→ **Instruction**: Below are some entries. Copy each line that holds the string "icon".

→ **Data shown**:
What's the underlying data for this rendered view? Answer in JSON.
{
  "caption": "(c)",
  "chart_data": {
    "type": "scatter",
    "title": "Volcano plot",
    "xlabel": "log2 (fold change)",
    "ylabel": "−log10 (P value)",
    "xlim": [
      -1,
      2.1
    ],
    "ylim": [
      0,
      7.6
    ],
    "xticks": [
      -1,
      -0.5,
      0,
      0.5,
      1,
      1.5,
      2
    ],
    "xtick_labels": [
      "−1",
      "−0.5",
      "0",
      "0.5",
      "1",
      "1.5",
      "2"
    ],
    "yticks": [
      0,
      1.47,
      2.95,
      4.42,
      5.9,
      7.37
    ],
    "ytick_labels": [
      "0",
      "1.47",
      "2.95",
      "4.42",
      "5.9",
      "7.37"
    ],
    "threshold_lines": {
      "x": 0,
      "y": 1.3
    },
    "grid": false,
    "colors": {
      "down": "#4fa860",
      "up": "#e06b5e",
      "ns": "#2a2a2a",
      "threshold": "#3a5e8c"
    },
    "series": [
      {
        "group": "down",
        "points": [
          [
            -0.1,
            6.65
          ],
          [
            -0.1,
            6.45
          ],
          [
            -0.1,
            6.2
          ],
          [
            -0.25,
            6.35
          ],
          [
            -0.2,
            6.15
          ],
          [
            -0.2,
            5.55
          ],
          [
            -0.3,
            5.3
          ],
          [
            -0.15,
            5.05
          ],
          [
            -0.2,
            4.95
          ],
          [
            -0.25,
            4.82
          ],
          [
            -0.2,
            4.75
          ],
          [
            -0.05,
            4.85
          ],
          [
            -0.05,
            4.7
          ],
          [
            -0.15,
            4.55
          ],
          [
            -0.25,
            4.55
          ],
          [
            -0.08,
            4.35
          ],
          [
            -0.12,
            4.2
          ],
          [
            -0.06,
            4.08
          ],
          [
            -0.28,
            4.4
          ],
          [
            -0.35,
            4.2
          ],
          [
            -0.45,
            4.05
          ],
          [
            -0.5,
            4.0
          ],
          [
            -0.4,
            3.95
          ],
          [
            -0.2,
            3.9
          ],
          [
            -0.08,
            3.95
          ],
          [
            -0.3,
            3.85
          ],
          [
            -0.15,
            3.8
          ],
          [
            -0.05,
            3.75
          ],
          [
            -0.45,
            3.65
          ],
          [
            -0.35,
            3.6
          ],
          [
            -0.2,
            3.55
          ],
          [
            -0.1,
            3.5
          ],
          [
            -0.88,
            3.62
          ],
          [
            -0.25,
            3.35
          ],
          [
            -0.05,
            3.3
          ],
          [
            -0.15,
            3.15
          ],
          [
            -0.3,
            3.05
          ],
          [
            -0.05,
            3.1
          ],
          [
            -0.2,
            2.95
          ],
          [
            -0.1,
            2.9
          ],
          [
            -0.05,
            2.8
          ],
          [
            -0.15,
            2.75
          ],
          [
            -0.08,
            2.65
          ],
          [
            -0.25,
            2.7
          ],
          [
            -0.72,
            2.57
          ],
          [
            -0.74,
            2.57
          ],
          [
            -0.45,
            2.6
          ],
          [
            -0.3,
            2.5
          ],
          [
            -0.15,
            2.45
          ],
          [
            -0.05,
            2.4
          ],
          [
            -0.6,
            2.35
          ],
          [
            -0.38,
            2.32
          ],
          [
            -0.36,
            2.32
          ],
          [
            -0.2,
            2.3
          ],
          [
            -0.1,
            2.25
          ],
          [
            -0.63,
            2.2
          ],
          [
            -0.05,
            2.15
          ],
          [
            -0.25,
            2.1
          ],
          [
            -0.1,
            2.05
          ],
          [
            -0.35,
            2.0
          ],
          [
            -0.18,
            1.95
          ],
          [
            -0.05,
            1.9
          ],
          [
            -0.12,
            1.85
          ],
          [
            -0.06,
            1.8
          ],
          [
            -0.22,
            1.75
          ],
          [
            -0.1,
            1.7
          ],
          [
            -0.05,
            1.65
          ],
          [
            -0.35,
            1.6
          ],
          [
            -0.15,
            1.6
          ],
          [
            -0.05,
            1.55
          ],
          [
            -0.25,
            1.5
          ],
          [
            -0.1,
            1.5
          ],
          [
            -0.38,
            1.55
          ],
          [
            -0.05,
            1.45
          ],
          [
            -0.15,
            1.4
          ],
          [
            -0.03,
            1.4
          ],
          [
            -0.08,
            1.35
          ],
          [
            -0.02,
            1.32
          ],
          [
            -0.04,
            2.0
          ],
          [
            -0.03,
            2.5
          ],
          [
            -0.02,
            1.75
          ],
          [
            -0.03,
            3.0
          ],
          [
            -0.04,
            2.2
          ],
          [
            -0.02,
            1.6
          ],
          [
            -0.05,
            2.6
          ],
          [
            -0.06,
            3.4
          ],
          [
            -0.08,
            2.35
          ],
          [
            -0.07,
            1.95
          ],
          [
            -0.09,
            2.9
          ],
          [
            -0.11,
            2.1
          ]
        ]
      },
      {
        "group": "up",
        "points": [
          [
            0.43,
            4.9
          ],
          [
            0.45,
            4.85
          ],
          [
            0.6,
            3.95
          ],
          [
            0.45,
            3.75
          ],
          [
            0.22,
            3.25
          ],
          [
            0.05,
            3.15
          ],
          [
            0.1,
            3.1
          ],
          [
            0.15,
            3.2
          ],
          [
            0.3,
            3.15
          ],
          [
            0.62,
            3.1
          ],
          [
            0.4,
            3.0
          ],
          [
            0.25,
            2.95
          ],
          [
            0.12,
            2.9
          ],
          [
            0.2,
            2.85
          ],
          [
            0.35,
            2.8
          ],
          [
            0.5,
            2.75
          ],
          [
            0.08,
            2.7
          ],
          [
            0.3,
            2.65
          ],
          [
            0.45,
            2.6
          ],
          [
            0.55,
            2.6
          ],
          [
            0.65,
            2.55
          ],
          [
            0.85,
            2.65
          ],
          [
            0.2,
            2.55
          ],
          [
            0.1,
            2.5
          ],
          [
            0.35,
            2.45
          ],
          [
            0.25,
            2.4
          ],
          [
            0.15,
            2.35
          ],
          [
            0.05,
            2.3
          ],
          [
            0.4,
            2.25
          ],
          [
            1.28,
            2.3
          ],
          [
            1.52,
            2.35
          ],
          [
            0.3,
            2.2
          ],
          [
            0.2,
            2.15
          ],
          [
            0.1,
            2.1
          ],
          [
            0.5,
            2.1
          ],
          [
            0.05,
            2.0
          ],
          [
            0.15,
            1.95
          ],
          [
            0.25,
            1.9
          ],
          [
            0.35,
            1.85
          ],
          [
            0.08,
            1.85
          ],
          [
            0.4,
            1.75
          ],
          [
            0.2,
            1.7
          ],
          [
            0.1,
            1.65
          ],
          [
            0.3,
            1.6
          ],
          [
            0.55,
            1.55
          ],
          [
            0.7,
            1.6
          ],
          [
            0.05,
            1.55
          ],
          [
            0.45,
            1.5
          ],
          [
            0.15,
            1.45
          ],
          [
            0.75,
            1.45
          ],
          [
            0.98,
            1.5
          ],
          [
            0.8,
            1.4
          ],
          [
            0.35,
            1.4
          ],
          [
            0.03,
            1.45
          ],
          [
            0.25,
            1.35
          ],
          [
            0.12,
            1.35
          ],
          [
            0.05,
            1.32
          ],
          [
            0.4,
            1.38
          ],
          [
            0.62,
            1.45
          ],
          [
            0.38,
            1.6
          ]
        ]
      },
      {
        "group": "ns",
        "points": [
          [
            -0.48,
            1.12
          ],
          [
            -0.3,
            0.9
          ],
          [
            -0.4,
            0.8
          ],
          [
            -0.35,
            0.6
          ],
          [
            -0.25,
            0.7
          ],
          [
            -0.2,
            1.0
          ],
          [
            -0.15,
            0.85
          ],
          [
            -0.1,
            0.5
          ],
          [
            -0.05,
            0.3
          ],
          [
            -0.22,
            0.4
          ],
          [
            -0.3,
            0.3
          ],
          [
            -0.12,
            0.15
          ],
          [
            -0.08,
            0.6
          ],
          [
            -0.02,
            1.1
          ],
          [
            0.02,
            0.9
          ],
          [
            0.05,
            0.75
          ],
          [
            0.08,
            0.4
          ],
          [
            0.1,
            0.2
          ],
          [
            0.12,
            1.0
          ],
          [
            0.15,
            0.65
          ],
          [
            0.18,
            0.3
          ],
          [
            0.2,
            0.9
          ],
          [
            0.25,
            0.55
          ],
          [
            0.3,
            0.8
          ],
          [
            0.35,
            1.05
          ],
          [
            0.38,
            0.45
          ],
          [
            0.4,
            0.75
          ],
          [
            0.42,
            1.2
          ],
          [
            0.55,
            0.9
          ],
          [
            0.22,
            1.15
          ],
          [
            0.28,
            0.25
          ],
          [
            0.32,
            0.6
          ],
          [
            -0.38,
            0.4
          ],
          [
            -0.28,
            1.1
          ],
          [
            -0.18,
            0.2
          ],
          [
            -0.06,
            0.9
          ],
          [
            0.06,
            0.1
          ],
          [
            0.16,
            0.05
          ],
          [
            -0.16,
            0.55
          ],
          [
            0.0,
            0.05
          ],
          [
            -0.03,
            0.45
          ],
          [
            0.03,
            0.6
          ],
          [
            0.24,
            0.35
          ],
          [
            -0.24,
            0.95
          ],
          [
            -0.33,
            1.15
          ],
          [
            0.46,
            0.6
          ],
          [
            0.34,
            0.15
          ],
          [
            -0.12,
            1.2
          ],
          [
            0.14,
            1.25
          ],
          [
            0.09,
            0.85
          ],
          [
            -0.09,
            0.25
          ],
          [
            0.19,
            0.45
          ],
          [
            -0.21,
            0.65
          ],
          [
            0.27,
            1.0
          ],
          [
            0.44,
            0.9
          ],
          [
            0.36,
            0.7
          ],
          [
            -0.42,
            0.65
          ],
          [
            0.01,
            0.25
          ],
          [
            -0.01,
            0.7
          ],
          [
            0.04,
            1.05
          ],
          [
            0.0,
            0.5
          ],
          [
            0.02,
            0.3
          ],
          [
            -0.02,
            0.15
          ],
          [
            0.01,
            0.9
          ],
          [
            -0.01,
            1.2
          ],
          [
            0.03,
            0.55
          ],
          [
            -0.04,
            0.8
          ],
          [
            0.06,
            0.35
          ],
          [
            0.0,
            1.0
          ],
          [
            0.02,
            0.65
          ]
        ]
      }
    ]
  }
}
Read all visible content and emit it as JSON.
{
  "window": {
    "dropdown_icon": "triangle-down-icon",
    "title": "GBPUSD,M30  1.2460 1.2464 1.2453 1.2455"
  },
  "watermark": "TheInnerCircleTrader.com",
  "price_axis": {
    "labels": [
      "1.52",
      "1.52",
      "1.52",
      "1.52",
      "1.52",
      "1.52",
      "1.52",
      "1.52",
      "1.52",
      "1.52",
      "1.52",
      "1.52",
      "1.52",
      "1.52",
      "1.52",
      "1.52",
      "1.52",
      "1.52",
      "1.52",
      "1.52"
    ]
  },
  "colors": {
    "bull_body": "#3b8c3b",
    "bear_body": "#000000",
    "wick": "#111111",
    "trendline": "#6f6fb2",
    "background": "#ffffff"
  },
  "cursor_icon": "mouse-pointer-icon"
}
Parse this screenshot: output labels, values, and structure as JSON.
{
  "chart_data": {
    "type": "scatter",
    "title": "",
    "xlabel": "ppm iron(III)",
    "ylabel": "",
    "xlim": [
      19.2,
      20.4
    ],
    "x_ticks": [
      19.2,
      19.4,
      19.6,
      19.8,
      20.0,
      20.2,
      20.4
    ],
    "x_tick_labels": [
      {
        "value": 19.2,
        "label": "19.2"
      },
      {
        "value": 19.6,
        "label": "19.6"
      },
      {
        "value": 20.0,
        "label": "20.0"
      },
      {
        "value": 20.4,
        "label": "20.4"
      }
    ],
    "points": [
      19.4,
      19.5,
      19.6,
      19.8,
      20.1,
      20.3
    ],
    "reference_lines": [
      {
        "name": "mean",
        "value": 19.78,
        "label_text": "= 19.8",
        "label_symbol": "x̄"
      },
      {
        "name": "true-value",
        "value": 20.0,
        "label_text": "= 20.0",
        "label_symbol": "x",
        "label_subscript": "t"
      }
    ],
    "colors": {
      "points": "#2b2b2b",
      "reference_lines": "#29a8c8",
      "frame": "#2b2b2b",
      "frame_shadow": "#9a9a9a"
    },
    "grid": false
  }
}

→ **Solved problem**:
    "dropdown_icon": "triangle-down-icon",
  "cursor_icon": "mouse-pointer-icon"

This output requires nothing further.